Aim of the exercise: Copy all of the material exactly. Pictures are not to appear in the copy.

Data to process:

#####

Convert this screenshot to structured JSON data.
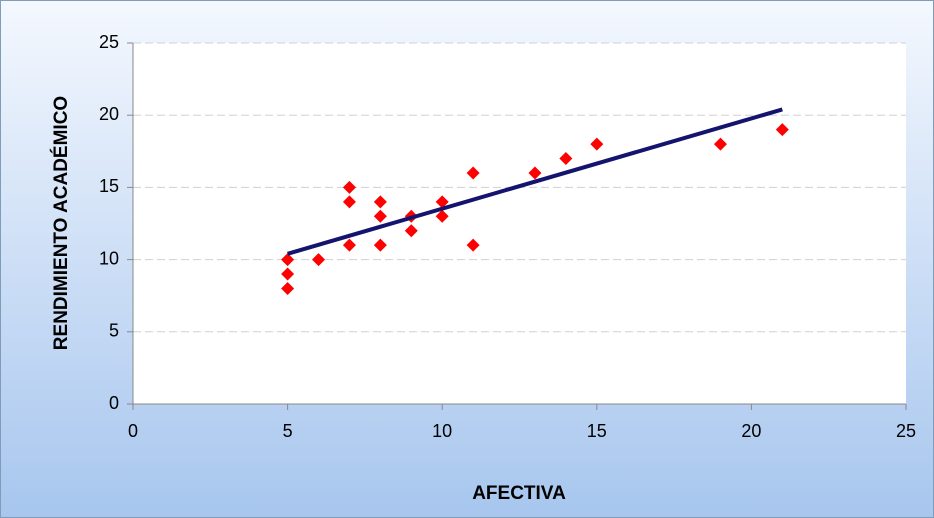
{
  "chart_data": {
    "type": "scatter",
    "xlabel": "AFECTIVA",
    "ylabel": "RENDIMIENTO ACADÉMICO",
    "x": [
      5,
      5,
      5,
      6,
      7,
      7,
      7,
      8,
      8,
      8,
      9,
      9,
      10,
      10,
      11,
      11,
      13,
      14,
      15,
      19,
      21
    ],
    "values": [
      10,
      9,
      8,
      10,
      15,
      14,
      11,
      14,
      13,
      11,
      13,
      12,
      14,
      13,
      16,
      11,
      16,
      17,
      18,
      18,
      19
    ],
    "color": "#ff0000",
    "trendline": {
      "x": [
        5,
        21
      ],
      "y": [
        10.4,
        20.4
      ],
      "color": "#14146e"
    },
    "xlim": [
      0,
      25
    ],
    "xticks": [
      0,
      5,
      10,
      15,
      20,
      25
    ],
    "ylim": [
      0,
      25
    ],
    "yticks": [
      0,
      5,
      10,
      15,
      20,
      25
    ],
    "grid": true
  }
}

#####

Result of the exercise:
Convert this screenshot to structured JSON data.
{
  "chart_data": {
    "type": "scatter",
    "xlabel": "AFECTIVA",
    "ylabel": "RENDIMIENTO ACADÉMICO",
    "x": [
      5,
      5,
      5,
      6,
      7,
      7,
      7,
      8,
      8,
      8,
      9,
      9,
      10,
      10,
      11,
      11,
      13,
      14,
      15,
      19,
      21
    ],
    "values": [
      10,
      9,
      8,
      10,
      15,
      14,
      11,
      14,
      13,
      11,
      13,
      12,
      14,
      13,
      16,
      11,
      16,
      17,
      18,
      18,
      19
    ],
    "color": "#ff0000",
    "trendline": {
      "x": [
        5,
        21
      ],
      "y": [
        10.4,
        20.4
      ],
      "color": "#14146e"
    },
    "xlim": [
      0,
      25
    ],
    "xticks": [
      0,
      5,
      10,
      15,
      20,
      25
    ],
    "ylim": [
      0,
      25
    ],
    "yticks": [
      0,
      5,
      10,
      15,
      20,
      25
    ],
    "grid": true
  }
}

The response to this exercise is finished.